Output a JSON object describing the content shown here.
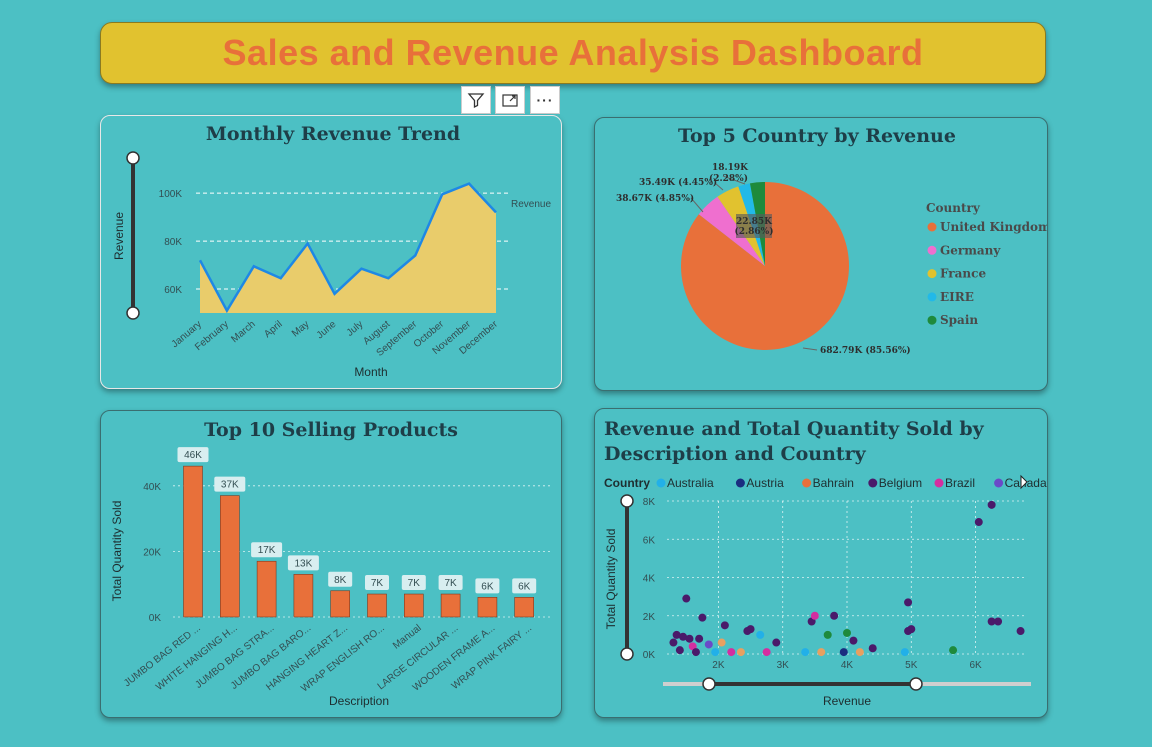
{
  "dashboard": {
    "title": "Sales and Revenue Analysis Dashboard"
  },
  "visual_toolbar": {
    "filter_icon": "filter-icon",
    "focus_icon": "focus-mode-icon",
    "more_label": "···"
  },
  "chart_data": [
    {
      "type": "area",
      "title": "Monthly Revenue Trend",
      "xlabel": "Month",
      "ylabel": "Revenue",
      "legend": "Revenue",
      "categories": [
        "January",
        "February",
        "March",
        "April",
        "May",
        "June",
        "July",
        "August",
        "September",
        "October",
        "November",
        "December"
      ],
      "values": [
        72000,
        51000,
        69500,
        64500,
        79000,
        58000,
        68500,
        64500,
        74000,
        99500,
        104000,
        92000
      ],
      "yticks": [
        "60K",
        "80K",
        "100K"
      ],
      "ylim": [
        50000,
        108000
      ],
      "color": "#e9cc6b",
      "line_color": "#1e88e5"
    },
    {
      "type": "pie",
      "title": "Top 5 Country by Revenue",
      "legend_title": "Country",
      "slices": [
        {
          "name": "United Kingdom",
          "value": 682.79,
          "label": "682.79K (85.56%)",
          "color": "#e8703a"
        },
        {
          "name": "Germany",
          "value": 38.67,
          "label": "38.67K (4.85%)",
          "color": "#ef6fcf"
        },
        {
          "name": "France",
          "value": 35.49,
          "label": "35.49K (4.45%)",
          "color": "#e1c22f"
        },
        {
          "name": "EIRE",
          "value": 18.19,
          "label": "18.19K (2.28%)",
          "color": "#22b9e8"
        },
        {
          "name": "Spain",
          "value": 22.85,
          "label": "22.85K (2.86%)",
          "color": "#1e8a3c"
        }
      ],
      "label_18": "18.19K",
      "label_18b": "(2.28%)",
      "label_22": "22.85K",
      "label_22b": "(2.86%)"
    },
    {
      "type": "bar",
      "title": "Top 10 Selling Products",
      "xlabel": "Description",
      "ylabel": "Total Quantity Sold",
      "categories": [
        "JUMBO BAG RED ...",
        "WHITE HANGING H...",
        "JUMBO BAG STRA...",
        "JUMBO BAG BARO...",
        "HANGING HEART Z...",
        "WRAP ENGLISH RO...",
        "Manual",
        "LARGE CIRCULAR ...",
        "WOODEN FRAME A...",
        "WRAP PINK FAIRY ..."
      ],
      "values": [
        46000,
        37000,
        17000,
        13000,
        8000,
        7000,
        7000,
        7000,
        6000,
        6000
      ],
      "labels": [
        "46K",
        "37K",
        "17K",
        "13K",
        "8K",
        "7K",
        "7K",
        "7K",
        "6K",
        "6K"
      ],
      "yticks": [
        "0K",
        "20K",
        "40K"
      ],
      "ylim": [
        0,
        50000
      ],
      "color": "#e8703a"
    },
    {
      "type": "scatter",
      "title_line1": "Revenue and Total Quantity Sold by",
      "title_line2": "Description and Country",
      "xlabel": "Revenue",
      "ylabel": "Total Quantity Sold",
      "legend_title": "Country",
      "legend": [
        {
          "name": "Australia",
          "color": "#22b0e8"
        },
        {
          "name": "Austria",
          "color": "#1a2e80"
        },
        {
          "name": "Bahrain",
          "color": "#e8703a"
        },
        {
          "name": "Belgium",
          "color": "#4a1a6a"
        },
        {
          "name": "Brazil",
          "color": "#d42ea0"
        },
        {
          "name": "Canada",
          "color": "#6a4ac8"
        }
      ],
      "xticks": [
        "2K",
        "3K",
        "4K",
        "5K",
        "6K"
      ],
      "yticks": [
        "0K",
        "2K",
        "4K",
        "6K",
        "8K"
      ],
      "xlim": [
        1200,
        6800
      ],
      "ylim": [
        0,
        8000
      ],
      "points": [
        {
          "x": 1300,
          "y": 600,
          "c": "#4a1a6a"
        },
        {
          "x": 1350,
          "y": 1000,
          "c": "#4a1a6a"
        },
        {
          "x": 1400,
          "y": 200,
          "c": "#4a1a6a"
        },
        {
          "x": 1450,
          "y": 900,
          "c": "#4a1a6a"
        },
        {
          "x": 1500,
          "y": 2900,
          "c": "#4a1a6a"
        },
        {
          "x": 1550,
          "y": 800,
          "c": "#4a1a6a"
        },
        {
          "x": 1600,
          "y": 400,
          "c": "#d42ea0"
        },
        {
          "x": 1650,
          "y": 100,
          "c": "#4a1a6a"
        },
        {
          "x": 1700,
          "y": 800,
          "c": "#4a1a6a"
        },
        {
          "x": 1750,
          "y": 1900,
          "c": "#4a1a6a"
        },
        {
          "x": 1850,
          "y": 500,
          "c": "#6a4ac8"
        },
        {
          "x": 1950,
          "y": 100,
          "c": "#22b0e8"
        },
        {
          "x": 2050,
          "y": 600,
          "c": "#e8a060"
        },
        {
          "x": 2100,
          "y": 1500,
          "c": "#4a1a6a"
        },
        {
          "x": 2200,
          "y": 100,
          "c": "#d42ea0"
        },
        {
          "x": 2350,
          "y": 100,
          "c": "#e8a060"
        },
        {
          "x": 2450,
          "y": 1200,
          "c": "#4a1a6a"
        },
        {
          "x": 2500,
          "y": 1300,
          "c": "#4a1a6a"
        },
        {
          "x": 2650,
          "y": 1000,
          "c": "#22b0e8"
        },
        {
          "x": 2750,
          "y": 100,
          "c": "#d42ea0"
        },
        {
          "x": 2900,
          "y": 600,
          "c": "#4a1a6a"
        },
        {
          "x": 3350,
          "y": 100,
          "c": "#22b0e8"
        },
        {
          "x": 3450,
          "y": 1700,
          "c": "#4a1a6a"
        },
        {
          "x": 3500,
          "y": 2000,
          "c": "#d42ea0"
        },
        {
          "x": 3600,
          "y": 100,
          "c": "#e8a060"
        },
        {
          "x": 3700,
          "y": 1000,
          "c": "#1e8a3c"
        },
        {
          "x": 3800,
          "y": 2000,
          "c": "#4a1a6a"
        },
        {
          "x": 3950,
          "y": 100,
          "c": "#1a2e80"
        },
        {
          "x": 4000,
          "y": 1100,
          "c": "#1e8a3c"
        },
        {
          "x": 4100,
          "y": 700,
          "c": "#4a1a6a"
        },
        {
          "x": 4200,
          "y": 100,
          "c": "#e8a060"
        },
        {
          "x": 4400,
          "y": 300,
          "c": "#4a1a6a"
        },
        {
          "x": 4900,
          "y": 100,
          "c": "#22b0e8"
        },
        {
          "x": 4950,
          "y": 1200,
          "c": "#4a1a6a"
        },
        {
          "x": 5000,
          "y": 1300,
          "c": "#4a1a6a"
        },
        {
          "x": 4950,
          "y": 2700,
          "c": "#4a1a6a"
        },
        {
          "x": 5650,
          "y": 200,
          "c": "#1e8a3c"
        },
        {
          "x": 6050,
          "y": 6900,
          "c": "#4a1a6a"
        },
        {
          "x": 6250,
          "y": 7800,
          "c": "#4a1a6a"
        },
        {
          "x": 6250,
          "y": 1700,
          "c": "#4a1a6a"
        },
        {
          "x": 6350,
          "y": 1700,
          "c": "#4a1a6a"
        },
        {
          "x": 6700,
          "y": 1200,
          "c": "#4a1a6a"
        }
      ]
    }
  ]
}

● ● ●

* **Given exercise**:
Print out every entry above without changing a word, and leave out the pictures.

* **Problem solution**:
Output a JSON object describing the content shown here.
{
  "dashboard": {
    "title": "Sales and Revenue Analysis Dashboard"
  },
  "visual_toolbar": {
    "filter_icon": "filter-icon",
    "focus_icon": "focus-mode-icon",
    "more_label": "···"
  },
  "chart_data": [
    {
      "type": "area",
      "title": "Monthly Revenue Trend",
      "xlabel": "Month",
      "ylabel": "Revenue",
      "legend": "Revenue",
      "categories": [
        "January",
        "February",
        "March",
        "April",
        "May",
        "June",
        "July",
        "August",
        "September",
        "October",
        "November",
        "December"
      ],
      "values": [
        72000,
        51000,
        69500,
        64500,
        79000,
        58000,
        68500,
        64500,
        74000,
        99500,
        104000,
        92000
      ],
      "yticks": [
        "60K",
        "80K",
        "100K"
      ],
      "ylim": [
        50000,
        108000
      ],
      "color": "#e9cc6b",
      "line_color": "#1e88e5"
    },
    {
      "type": "pie",
      "title": "Top 5 Country by Revenue",
      "legend_title": "Country",
      "slices": [
        {
          "name": "United Kingdom",
          "value": 682.79,
          "label": "682.79K (85.56%)",
          "color": "#e8703a"
        },
        {
          "name": "Germany",
          "value": 38.67,
          "label": "38.67K (4.85%)",
          "color": "#ef6fcf"
        },
        {
          "name": "France",
          "value": 35.49,
          "label": "35.49K (4.45%)",
          "color": "#e1c22f"
        },
        {
          "name": "EIRE",
          "value": 18.19,
          "label": "18.19K (2.28%)",
          "color": "#22b9e8"
        },
        {
          "name": "Spain",
          "value": 22.85,
          "label": "22.85K (2.86%)",
          "color": "#1e8a3c"
        }
      ],
      "label_18": "18.19K",
      "label_18b": "(2.28%)",
      "label_22": "22.85K",
      "label_22b": "(2.86%)"
    },
    {
      "type": "bar",
      "title": "Top 10 Selling Products",
      "xlabel": "Description",
      "ylabel": "Total Quantity Sold",
      "categories": [
        "JUMBO BAG RED ...",
        "WHITE HANGING H...",
        "JUMBO BAG STRA...",
        "JUMBO BAG BARO...",
        "HANGING HEART Z...",
        "WRAP ENGLISH RO...",
        "Manual",
        "LARGE CIRCULAR ...",
        "WOODEN FRAME A...",
        "WRAP PINK FAIRY ..."
      ],
      "values": [
        46000,
        37000,
        17000,
        13000,
        8000,
        7000,
        7000,
        7000,
        6000,
        6000
      ],
      "labels": [
        "46K",
        "37K",
        "17K",
        "13K",
        "8K",
        "7K",
        "7K",
        "7K",
        "6K",
        "6K"
      ],
      "yticks": [
        "0K",
        "20K",
        "40K"
      ],
      "ylim": [
        0,
        50000
      ],
      "color": "#e8703a"
    },
    {
      "type": "scatter",
      "title_line1": "Revenue and Total Quantity Sold by",
      "title_line2": "Description and Country",
      "xlabel": "Revenue",
      "ylabel": "Total Quantity Sold",
      "legend_title": "Country",
      "legend": [
        {
          "name": "Australia",
          "color": "#22b0e8"
        },
        {
          "name": "Austria",
          "color": "#1a2e80"
        },
        {
          "name": "Bahrain",
          "color": "#e8703a"
        },
        {
          "name": "Belgium",
          "color": "#4a1a6a"
        },
        {
          "name": "Brazil",
          "color": "#d42ea0"
        },
        {
          "name": "Canada",
          "color": "#6a4ac8"
        }
      ],
      "xticks": [
        "2K",
        "3K",
        "4K",
        "5K",
        "6K"
      ],
      "yticks": [
        "0K",
        "2K",
        "4K",
        "6K",
        "8K"
      ],
      "xlim": [
        1200,
        6800
      ],
      "ylim": [
        0,
        8000
      ],
      "points": [
        {
          "x": 1300,
          "y": 600,
          "c": "#4a1a6a"
        },
        {
          "x": 1350,
          "y": 1000,
          "c": "#4a1a6a"
        },
        {
          "x": 1400,
          "y": 200,
          "c": "#4a1a6a"
        },
        {
          "x": 1450,
          "y": 900,
          "c": "#4a1a6a"
        },
        {
          "x": 1500,
          "y": 2900,
          "c": "#4a1a6a"
        },
        {
          "x": 1550,
          "y": 800,
          "c": "#4a1a6a"
        },
        {
          "x": 1600,
          "y": 400,
          "c": "#d42ea0"
        },
        {
          "x": 1650,
          "y": 100,
          "c": "#4a1a6a"
        },
        {
          "x": 1700,
          "y": 800,
          "c": "#4a1a6a"
        },
        {
          "x": 1750,
          "y": 1900,
          "c": "#4a1a6a"
        },
        {
          "x": 1850,
          "y": 500,
          "c": "#6a4ac8"
        },
        {
          "x": 1950,
          "y": 100,
          "c": "#22b0e8"
        },
        {
          "x": 2050,
          "y": 600,
          "c": "#e8a060"
        },
        {
          "x": 2100,
          "y": 1500,
          "c": "#4a1a6a"
        },
        {
          "x": 2200,
          "y": 100,
          "c": "#d42ea0"
        },
        {
          "x": 2350,
          "y": 100,
          "c": "#e8a060"
        },
        {
          "x": 2450,
          "y": 1200,
          "c": "#4a1a6a"
        },
        {
          "x": 2500,
          "y": 1300,
          "c": "#4a1a6a"
        },
        {
          "x": 2650,
          "y": 1000,
          "c": "#22b0e8"
        },
        {
          "x": 2750,
          "y": 100,
          "c": "#d42ea0"
        },
        {
          "x": 2900,
          "y": 600,
          "c": "#4a1a6a"
        },
        {
          "x": 3350,
          "y": 100,
          "c": "#22b0e8"
        },
        {
          "x": 3450,
          "y": 1700,
          "c": "#4a1a6a"
        },
        {
          "x": 3500,
          "y": 2000,
          "c": "#d42ea0"
        },
        {
          "x": 3600,
          "y": 100,
          "c": "#e8a060"
        },
        {
          "x": 3700,
          "y": 1000,
          "c": "#1e8a3c"
        },
        {
          "x": 3800,
          "y": 2000,
          "c": "#4a1a6a"
        },
        {
          "x": 3950,
          "y": 100,
          "c": "#1a2e80"
        },
        {
          "x": 4000,
          "y": 1100,
          "c": "#1e8a3c"
        },
        {
          "x": 4100,
          "y": 700,
          "c": "#4a1a6a"
        },
        {
          "x": 4200,
          "y": 100,
          "c": "#e8a060"
        },
        {
          "x": 4400,
          "y": 300,
          "c": "#4a1a6a"
        },
        {
          "x": 4900,
          "y": 100,
          "c": "#22b0e8"
        },
        {
          "x": 4950,
          "y": 1200,
          "c": "#4a1a6a"
        },
        {
          "x": 5000,
          "y": 1300,
          "c": "#4a1a6a"
        },
        {
          "x": 4950,
          "y": 2700,
          "c": "#4a1a6a"
        },
        {
          "x": 5650,
          "y": 200,
          "c": "#1e8a3c"
        },
        {
          "x": 6050,
          "y": 6900,
          "c": "#4a1a6a"
        },
        {
          "x": 6250,
          "y": 7800,
          "c": "#4a1a6a"
        },
        {
          "x": 6250,
          "y": 1700,
          "c": "#4a1a6a"
        },
        {
          "x": 6350,
          "y": 1700,
          "c": "#4a1a6a"
        },
        {
          "x": 6700,
          "y": 1200,
          "c": "#4a1a6a"
        }
      ]
    }
  ]
}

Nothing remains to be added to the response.